Direction: Across the listing below, count the lines that mention the string "Basilica". Reply with the figure only.
* BEGIN Extracted material *
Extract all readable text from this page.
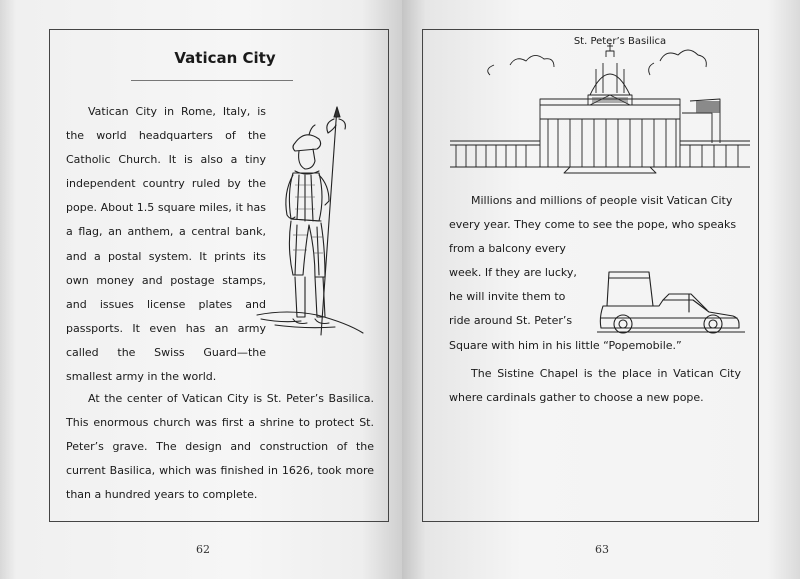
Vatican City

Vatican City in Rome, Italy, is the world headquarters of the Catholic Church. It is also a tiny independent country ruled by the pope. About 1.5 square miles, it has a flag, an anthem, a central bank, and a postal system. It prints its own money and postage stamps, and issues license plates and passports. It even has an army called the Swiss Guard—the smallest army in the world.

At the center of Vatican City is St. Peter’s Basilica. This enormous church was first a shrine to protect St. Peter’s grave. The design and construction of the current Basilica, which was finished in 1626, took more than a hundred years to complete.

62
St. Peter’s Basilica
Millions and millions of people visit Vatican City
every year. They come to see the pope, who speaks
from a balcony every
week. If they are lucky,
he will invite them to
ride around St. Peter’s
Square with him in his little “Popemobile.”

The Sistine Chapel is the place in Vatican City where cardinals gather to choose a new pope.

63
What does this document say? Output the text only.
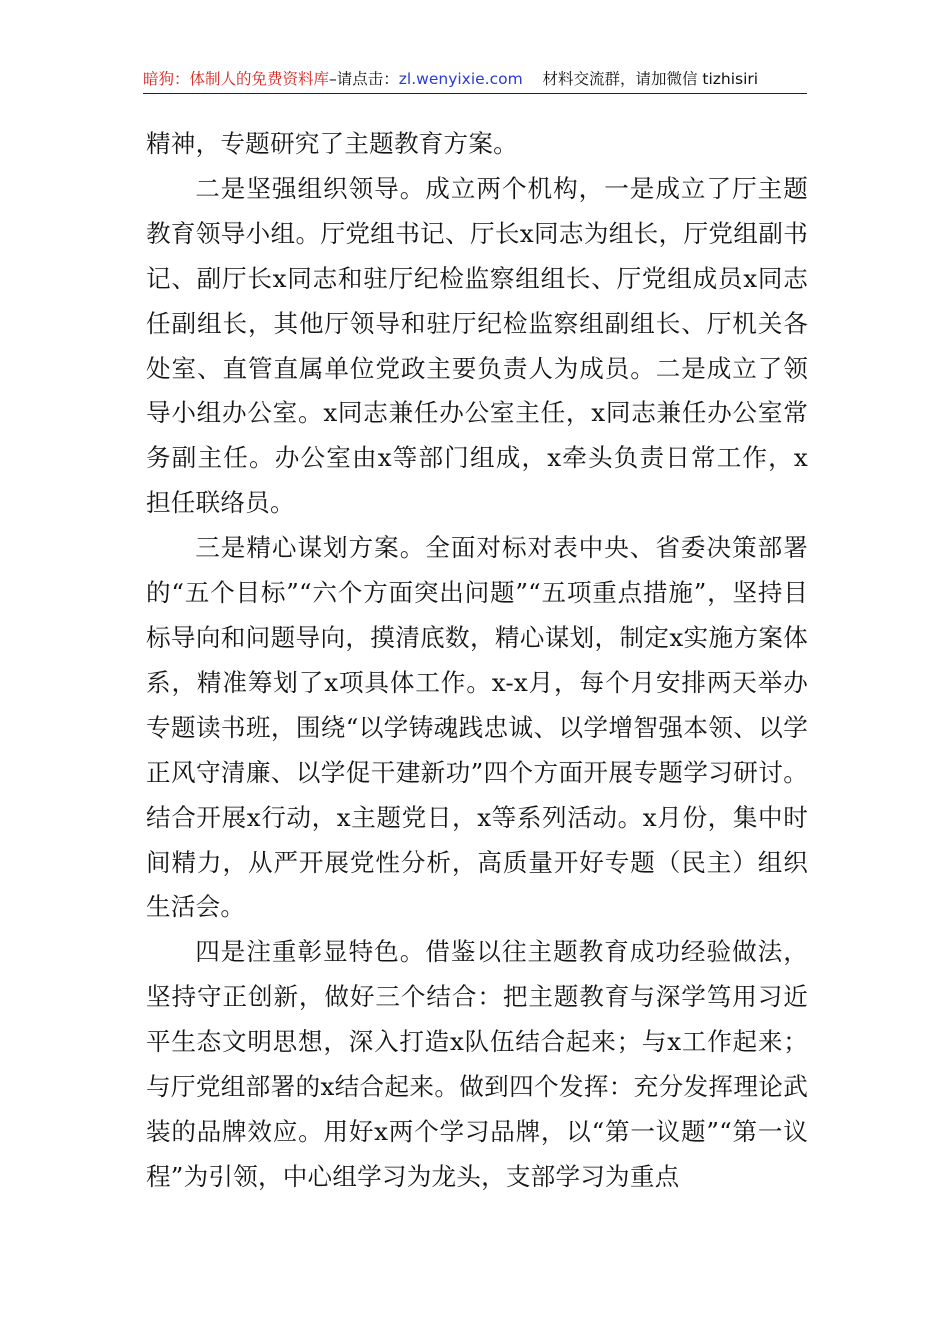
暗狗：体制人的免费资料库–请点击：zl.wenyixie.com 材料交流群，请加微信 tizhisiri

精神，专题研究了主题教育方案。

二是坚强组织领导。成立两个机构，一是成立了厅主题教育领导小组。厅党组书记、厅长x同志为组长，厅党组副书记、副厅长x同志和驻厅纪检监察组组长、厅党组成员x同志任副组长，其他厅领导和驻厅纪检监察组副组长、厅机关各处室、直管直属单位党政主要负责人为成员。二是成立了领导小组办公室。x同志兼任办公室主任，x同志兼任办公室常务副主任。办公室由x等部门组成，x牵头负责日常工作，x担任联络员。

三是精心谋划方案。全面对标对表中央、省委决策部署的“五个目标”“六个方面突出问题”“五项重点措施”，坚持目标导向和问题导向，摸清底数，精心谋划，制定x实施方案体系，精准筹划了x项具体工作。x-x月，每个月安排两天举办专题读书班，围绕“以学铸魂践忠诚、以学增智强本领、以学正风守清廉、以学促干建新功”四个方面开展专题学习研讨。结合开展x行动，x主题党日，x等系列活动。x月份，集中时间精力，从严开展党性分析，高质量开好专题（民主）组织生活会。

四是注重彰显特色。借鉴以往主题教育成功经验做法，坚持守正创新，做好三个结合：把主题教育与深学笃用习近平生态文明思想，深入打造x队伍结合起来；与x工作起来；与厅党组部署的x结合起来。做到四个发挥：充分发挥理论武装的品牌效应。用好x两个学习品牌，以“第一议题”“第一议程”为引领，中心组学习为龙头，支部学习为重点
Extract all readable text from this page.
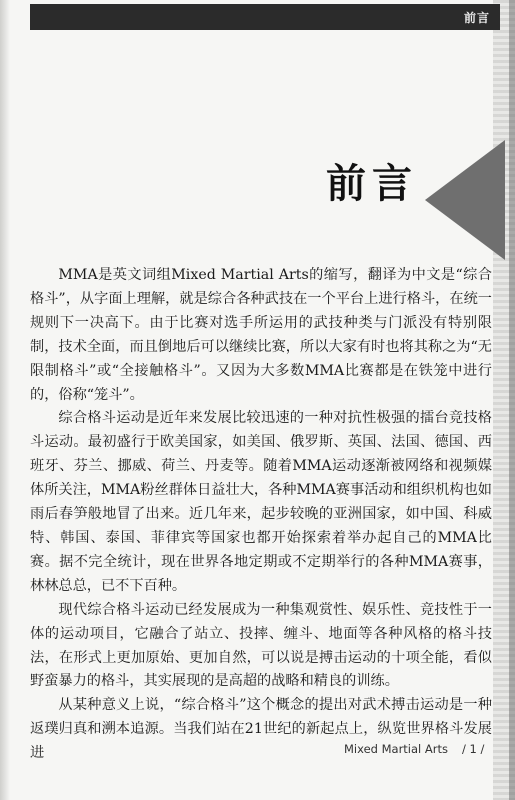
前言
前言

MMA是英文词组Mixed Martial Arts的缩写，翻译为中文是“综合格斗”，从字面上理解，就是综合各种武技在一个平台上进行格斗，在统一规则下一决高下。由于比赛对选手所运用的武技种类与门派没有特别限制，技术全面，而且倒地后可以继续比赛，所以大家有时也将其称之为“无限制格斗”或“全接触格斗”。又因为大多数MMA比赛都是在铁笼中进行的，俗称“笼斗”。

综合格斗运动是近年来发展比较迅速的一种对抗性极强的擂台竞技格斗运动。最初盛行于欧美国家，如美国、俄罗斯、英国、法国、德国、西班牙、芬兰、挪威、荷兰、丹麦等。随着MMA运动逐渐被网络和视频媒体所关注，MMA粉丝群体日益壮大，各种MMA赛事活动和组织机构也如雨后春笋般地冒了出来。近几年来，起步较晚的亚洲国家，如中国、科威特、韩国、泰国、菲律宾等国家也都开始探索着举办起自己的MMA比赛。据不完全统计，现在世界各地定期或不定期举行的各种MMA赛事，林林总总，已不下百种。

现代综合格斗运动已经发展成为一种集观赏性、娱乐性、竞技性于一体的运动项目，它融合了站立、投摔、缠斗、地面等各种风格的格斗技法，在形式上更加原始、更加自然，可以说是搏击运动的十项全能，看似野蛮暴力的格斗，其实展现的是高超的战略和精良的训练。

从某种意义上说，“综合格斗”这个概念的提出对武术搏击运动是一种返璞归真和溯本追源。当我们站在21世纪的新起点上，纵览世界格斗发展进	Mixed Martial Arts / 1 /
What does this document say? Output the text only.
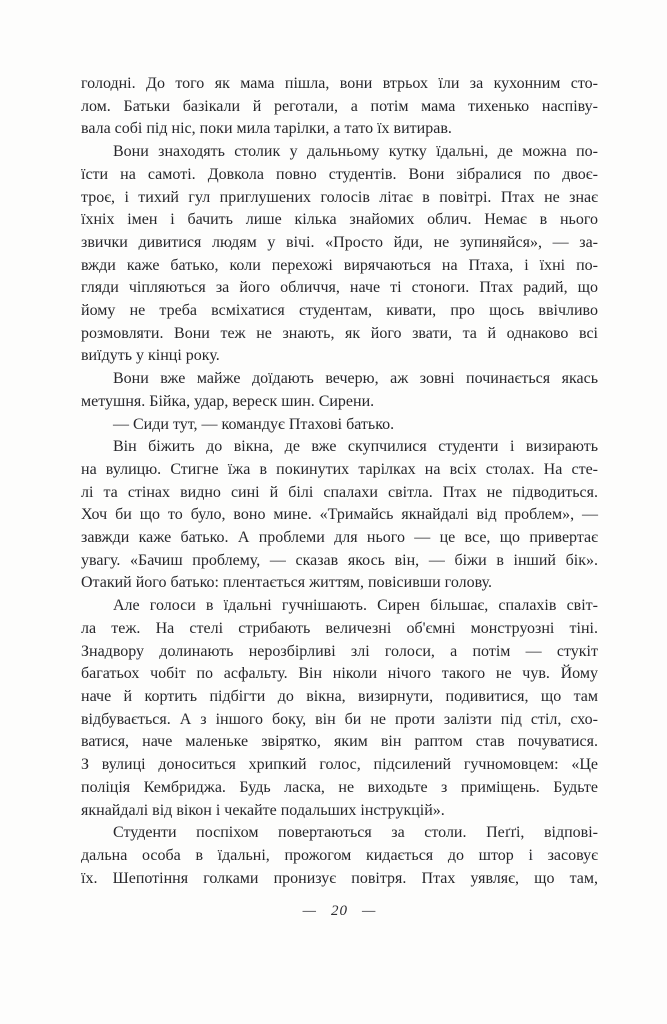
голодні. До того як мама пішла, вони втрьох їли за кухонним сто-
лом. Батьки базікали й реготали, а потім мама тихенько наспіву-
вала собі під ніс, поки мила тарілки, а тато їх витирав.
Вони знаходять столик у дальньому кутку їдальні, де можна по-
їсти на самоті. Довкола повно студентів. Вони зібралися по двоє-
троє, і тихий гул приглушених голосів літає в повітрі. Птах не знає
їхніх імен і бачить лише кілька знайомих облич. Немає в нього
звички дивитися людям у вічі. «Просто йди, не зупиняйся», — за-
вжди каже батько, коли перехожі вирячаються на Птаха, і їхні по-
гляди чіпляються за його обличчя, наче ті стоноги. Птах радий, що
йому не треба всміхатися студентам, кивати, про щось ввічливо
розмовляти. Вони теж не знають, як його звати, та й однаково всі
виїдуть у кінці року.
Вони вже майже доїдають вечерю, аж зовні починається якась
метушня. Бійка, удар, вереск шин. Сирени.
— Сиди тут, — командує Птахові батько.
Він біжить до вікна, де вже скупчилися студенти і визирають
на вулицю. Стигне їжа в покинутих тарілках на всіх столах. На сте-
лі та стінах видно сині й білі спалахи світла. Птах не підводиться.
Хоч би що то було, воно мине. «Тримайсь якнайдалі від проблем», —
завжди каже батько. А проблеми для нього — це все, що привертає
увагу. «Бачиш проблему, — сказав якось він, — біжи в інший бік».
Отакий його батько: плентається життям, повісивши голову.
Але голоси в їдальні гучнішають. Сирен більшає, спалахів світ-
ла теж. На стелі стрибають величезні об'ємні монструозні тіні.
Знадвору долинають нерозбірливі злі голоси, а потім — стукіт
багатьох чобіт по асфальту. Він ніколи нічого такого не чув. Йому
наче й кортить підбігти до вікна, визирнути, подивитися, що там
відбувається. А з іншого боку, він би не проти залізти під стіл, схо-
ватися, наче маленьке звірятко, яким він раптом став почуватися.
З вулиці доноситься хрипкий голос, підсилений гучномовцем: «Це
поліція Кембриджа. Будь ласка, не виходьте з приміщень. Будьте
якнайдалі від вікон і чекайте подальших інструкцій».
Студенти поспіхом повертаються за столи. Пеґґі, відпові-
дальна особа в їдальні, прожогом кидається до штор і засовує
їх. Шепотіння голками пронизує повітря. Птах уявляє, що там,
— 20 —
* END Extracted material *
Exercise output: 2